Stored entries:
.....
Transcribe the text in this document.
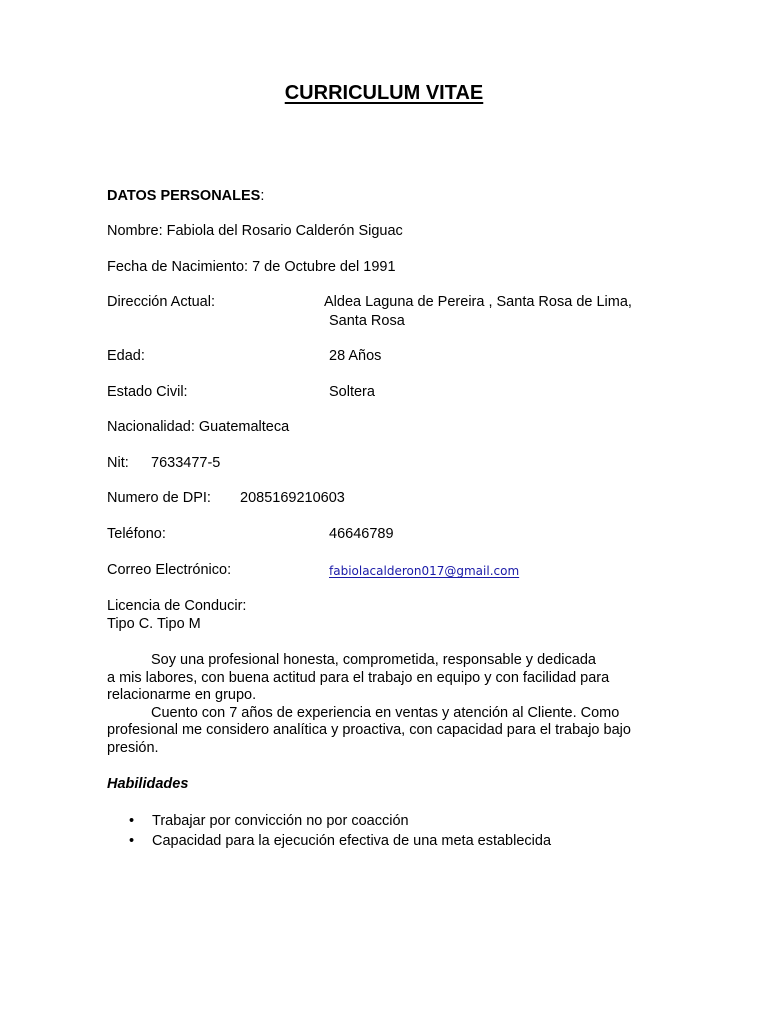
CURRICULUM VITAE
DATOS PERSONALES:
Nombre: Fabiola del Rosario Calderón Siguac
Fecha de Nacimiento: 7 de Octubre del 1991
Dirección Actual:	Aldea Laguna de Pereira , Santa Rosa de Lima,
Santa Rosa
Edad:	28 Años
Estado Civil:	Soltera
Nacionalidad: Guatemalteca
Nit: 7633477-5
Numero de DPI: 2085169210603
Teléfono:	46646789
Correo Electrónico:	fabiolacalderon017@gmail.com
Licencia de Conducir:
Tipo C. Tipo M

Soy una profesional honesta, comprometida, responsable y dedicada

a mis labores, con buena actitud para el trabajo en equipo y con facilidad para

relacionarme en grupo.

Cuento con 7 años de experiencia en ventas y atención al Cliente. Como

profesional me considero analítica y proactiva, con capacidad para el trabajo bajo

presión.

Habilidades
• Trabajar por convicción no por coacción
• Capacidad para la ejecución efectiva de una meta establecida
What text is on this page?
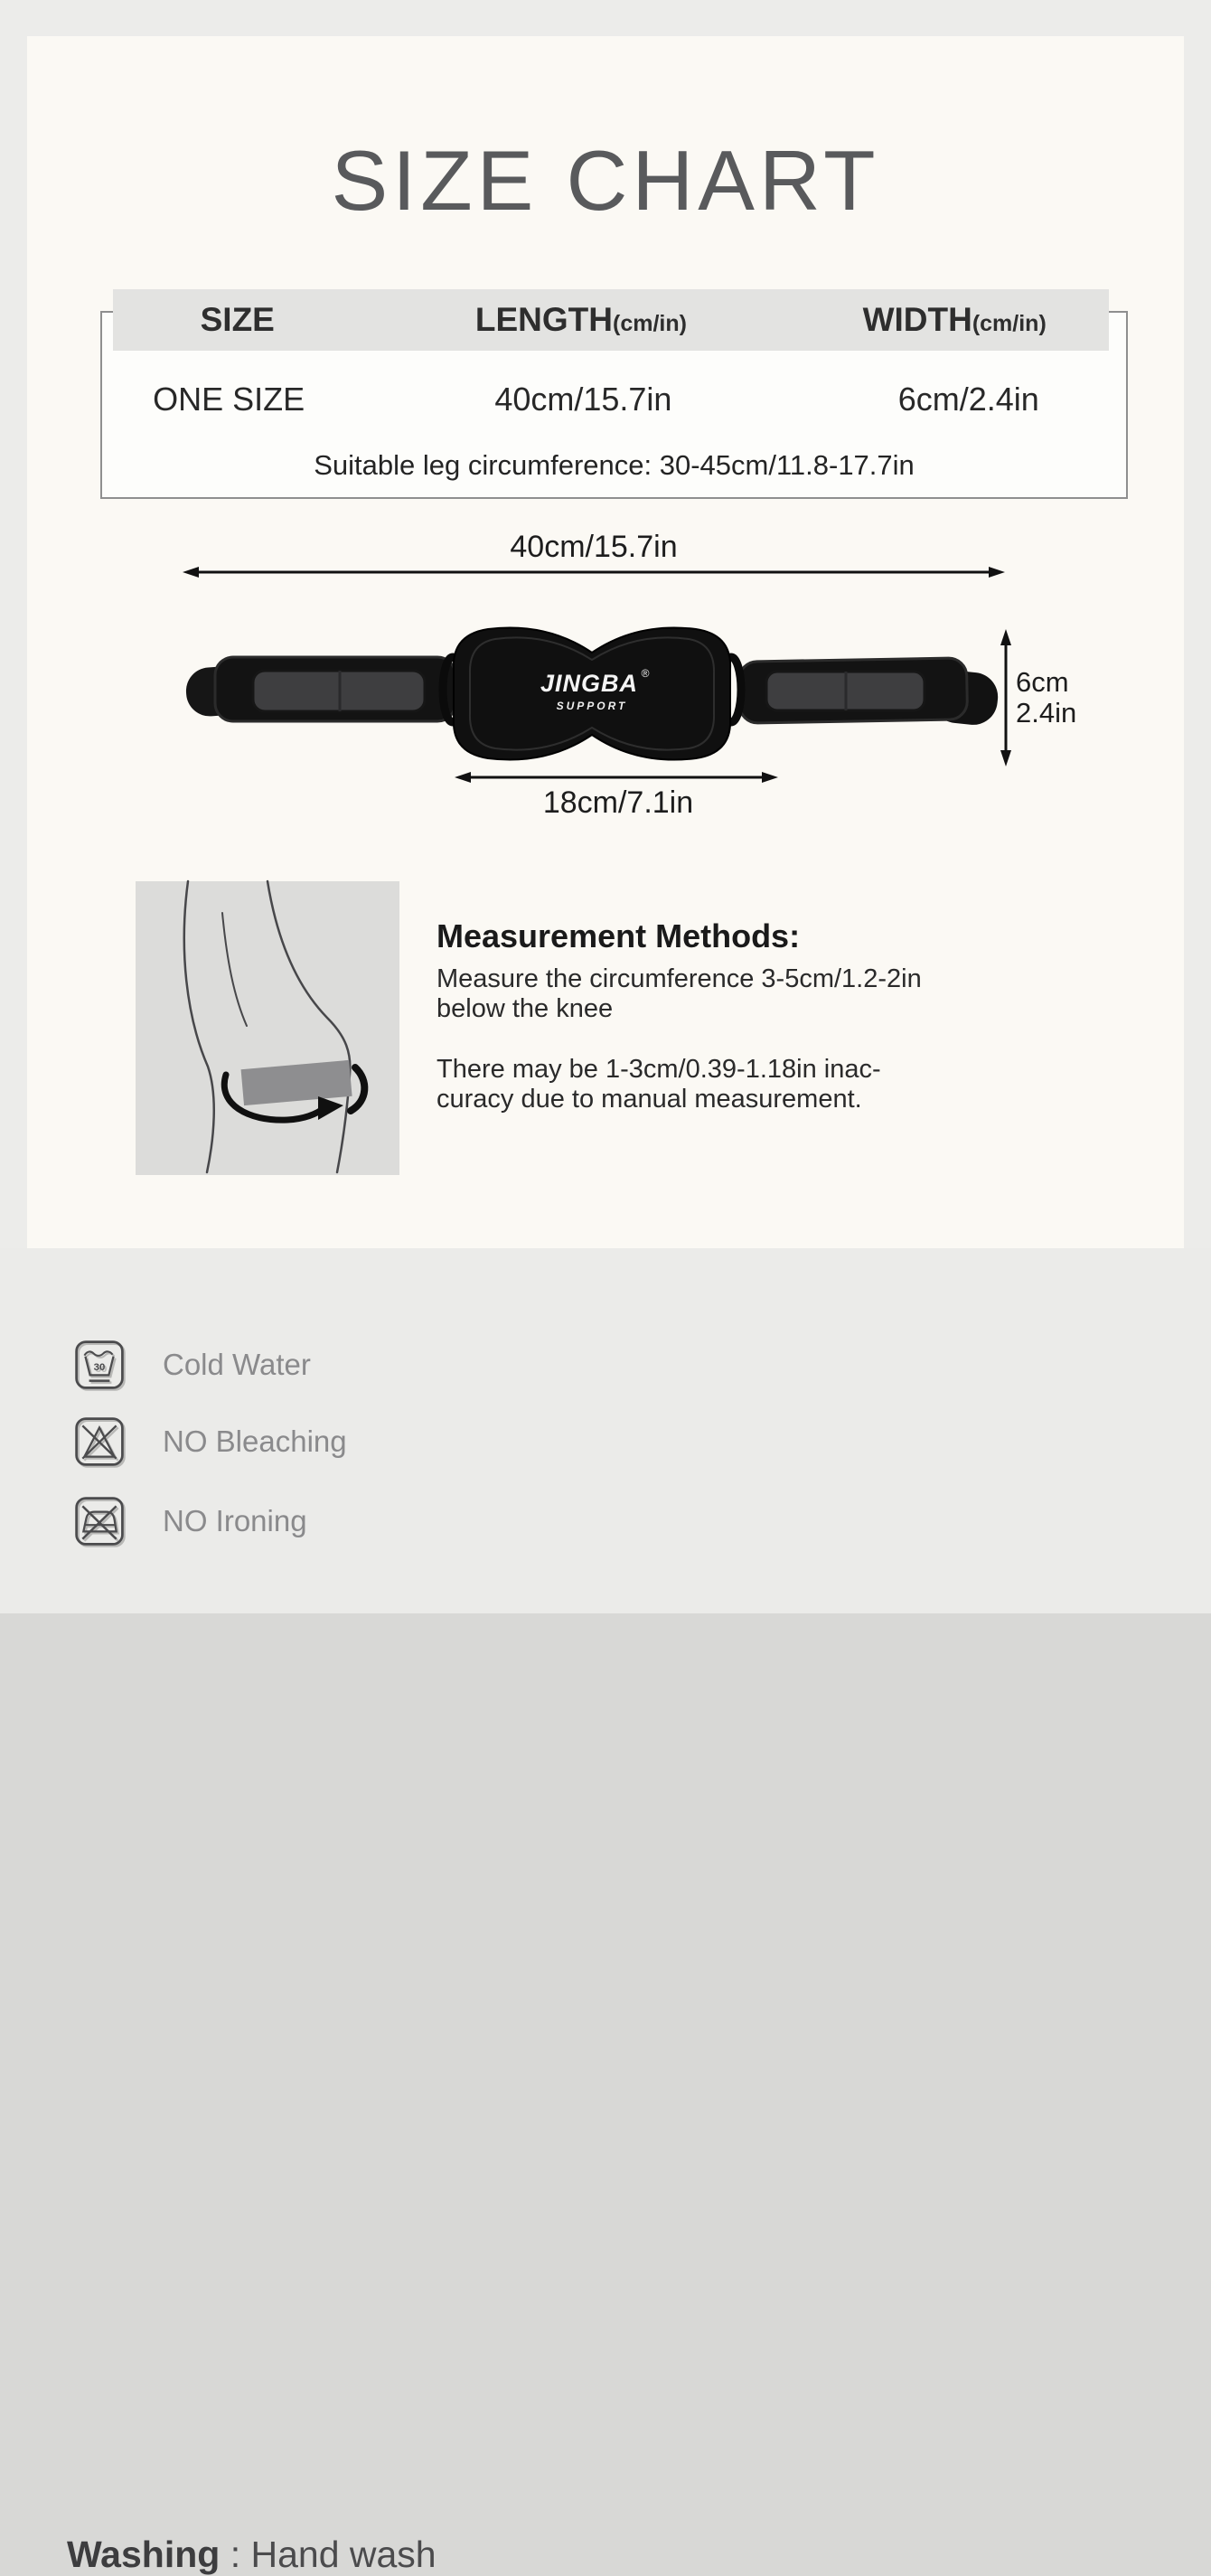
SIZE CHART
SIZE	LENGTH(cm/in)	WIDTH(cm/in)
ONE SIZE	40cm/15.7in	6cm/2.4in
Suitable leg circumference: 30-45cm/11.8-17.7in
40cm/15.7in
JINGBA ®
SUPPORT
6cm
2.4in
18cm/7.1in
Measurement Methods:
Measure the circumference 3-5cm/1.2-2in
below the knee
There may be 1-3cm/0.39-1.18in inac-
curacy due to manual measurement.
Washing : Hand wash
30 Cold Water
NO Bleaching
NO Ironing
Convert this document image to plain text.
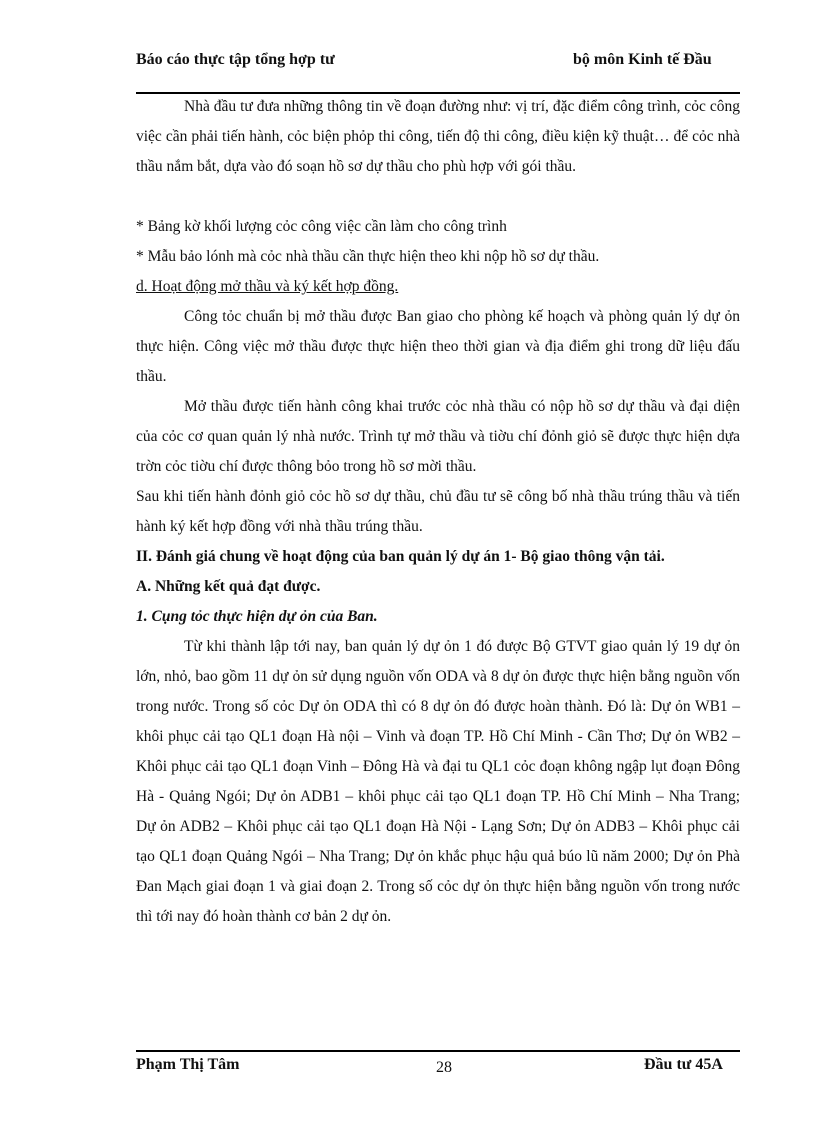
Báo cáo thực tập tổng hợp tư	bộ môn Kinh tế Đầu

Nhà đầu tư đưa những thông tin về đoạn đường như: vị trí, đặc điểm công trình, cỏc công việc cần phải tiến hành, cỏc biện phỏp thi công, tiến độ thi công, điều kiện kỹ thuật… để cỏc nhà thầu nắm bắt, dựa vào đó soạn hồ sơ dự thầu cho phù hợp với gói thầu.

* Bảng kờ khối lượng cỏc công việc cần làm cho công trình

* Mẫu bảo lónh mà cỏc nhà thầu cần thực hiện theo khi nộp hồ sơ dự thầu.

d. Hoạt động mở thầu và ký kết hợp đồng.

Công tỏc chuẩn bị mở thầu được Ban giao cho phòng kế hoạch và phòng quản lý dự ỏn thực hiện. Công việc mở thầu được thực hiện theo thời gian và địa điểm ghi trong dữ liệu đấu thầu.

Mở thầu được tiến hành công khai trước cỏc nhà thầu có nộp hồ sơ dự thầu và đại diện của cỏc cơ quan quản lý nhà nước. Trình tự mở thầu và tiờu chí đỏnh giỏ sẽ được thực hiện dựa trờn cỏc tiờu chí được thông bỏo trong hồ sơ mời thầu.

Sau khi tiến hành đỏnh giỏ cỏc hồ sơ dự thầu, chủ đầu tư sẽ công bố nhà thầu trúng thầu và tiến hành ký kết hợp đồng với nhà thầu trúng thầu.

II. Đánh giá chung về hoạt động của ban quản lý dự án 1- Bộ giao thông vận tải.

A. Những kết quả đạt được.

1. Cụng tỏc thực hiện dự ỏn của Ban.

Từ khi thành lập tới nay, ban quản lý dự ỏn 1 đó được Bộ GTVT giao quản lý 19 dự ỏn lớn, nhỏ, bao gồm 11 dự ỏn sử dụng nguồn vốn ODA và 8 dự ỏn được thực hiện bằng nguồn vốn trong nước. Trong số cỏc Dự ỏn ODA thì có 8 dự ỏn đó được hoàn thành. Đó là: Dự ỏn WB1 – khôi phục cải tạo QL1 đoạn Hà nội – Vinh và đoạn TP. Hồ Chí Minh - Cần Thơ; Dự ỏn WB2 – Khôi phục cải tạo QL1 đoạn Vinh – Đông Hà và đại tu QL1 cỏc đoạn không ngập lụt đoạn Đông Hà - Quảng Ngói; Dự ỏn ADB1 – khôi phục cải tạo QL1 đoạn TP. Hồ Chí Minh – Nha Trang; Dự ỏn ADB2 – Khôi phục cải tạo QL1 đoạn Hà Nội - Lạng Sơn; Dự ỏn ADB3 – Khôi phục cải tạo QL1 đoạn Quảng Ngói – Nha Trang; Dự ỏn khắc phục hậu quả búo lũ năm 2000; Dự ỏn Phà Đan Mạch giai đoạn 1 và giai đoạn 2. Trong số cỏc dự ỏn thực hiện bằng nguồn vốn trong nước thì tới nay đó hoàn thành cơ bản 2 dự ỏn.

Phạm Thị Tâm	28	Đầu tư 45A
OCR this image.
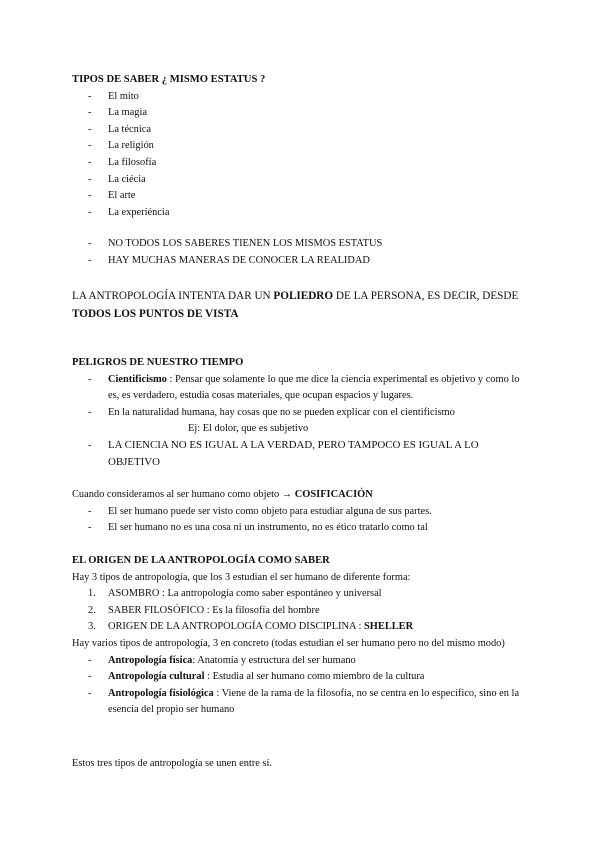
TIPOS DE SABER ¿ MISMO ESTATUS ?
- El mito
- La magia
- La técnica
- La religión
- La filosofía
- La ciécia
- El arte
- La experiéncia
- NO TODOS LOS SABERES TIENEN LOS MISMOS ESTATUS
- HAY MUCHAS MANERAS DE CONOCER LA REALIDAD
LA ANTROPOLOGÍA INTENTA DAR UN POLIEDRO DE LA PERSONA, ES DECIR, DESDE
TODOS LOS PUNTOS DE VISTA
PELIGROS DE NUESTRO TIEMPO
- Cientificismo : Pensar que solamente lo que me dice la ciencia experimental es objetivo y como lo
es, es verdadero, estudia cosas materiales, que ocupan espacios y lugares.
- En la naturalidad humana, hay cosas que no se pueden explicar con el cientificismo
Ej: El dolor, que es subjetivo
- LA CIENCIA NO ES IGUAL A LA VERDAD, PERO TAMPOCO ES IGUAL A LO
OBJETIVO
Cuando consideramos al ser humano como objeto → COSIFICACIÓN
- El ser humano puede ser visto como objeto para estudiar alguna de sus partes.
- El ser humano no es una cosa ni un instrumento, no es ético tratarlo como tal
EL ORIGEN DE LA ANTROPOLOGÍA COMO SABER
Hay 3 tipos de antropología, que los 3 estudian el ser humano de diferente forma:
1. ASOMBRO : La antropología como saber espontáneo y universal
2. SABER FILOSÓFICO : Es la filosofía del hombre
3. ORIGEN DE LA ANTROPOLOGÍA COMO DISCIPLINA : SHELLER
Hay varios tipos de antropología, 3 en concreto (todas estudian el ser humano pero no del mismo modo)
- Antropología física: Anatomía y estructura del ser humano
- Antropología cultural : Estudia al ser humano como miembro de la cultura
- Antropología fisiológica : Viene de la rama de la filosofía, no se centra en lo específico, sino en la
esencia del propio ser humano
Estos tres tipos de antropología se unen entre sí.
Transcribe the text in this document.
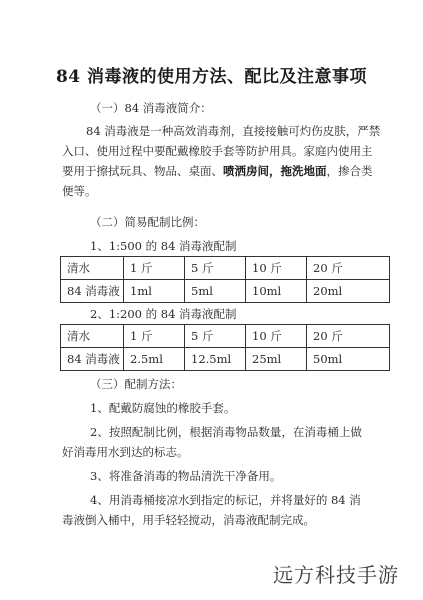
84 消毒液的使用方法、配比及注意事项
（一）84 消毒液简介：
84 消毒液是一种高效消毒剂，直接接触可灼伤皮肤，严禁入口、使用过程中要配戴橡胶手套等防护用具。家庭内使用主要用于擦拭玩具、物品、桌面、喷洒房间，拖洗地面，掺合类便等。
（二）简易配制比例：
1、1:500 的 84 消毒液配制
清水	1 斤	5 斤	10 斤	20 斤
84 消毒液	1ml	5ml	10ml	20ml
2、1:200 的 84 消毒液配制
清水	1 斤	5 斤	10 斤	20 斤
84 消毒液	2.5ml	12.5ml	25ml	50ml
（三）配制方法：
1、配戴防腐蚀的橡胶手套。
2、按照配制比例，根据消毒物品数量，在消毒桶上做
好消毒用水到达的标志。
3、将准备消毒的物品清洗干净备用。
4、用消毒桶接凉水到指定的标记，并将量好的 84 消
毒液倒入桶中，用手轻轻搅动，消毒液配制完成。
远方科技手游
.....
**Aim**
Within the material above, find the lines that contain the word "ORIGEN"; copy them.

**Solution below**
EL ORIGEN DE LA ANTROPOLOGÍA COMO SABER
3. ORIGEN DE LA ANTROPOLOGÍA COMO DISCIPLINA : SHELLER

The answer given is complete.